→ **Given problem**: Retype everything in the listing, leaving each line exactly as it is.

-.-.-

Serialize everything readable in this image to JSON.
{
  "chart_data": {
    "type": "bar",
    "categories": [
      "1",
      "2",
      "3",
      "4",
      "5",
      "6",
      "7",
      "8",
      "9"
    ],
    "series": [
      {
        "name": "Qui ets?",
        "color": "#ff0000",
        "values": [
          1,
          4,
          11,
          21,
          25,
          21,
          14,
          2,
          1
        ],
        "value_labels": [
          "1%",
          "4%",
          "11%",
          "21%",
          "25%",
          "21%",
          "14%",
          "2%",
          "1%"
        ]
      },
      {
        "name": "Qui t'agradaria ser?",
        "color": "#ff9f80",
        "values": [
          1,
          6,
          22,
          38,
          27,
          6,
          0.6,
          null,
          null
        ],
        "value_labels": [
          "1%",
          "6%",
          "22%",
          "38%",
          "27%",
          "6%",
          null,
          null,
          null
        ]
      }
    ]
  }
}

-.-.-

→ **Response below**:
Serialize everything readable in this image to JSON.
{
  "chart_data": {
    "type": "bar",
    "categories": [
      "1",
      "2",
      "3",
      "4",
      "5",
      "6",
      "7",
      "8",
      "9"
    ],
    "series": [
      {
        "name": "Qui ets?",
        "color": "#ff0000",
        "values": [
          1,
          4,
          11,
          21,
          25,
          21,
          14,
          2,
          1
        ],
        "value_labels": [
          "1%",
          "4%",
          "11%",
          "21%",
          "25%",
          "21%",
          "14%",
          "2%",
          "1%"
        ]
      },
      {
        "name": "Qui t'agradaria ser?",
        "color": "#ff9f80",
        "values": [
          1,
          6,
          22,
          38,
          27,
          6,
          0.6,
          null,
          null
        ],
        "value_labels": [
          "1%",
          "6%",
          "22%",
          "38%",
          "27%",
          "6%",
          null,
          null,
          null
        ]
      }
    ]
  }
}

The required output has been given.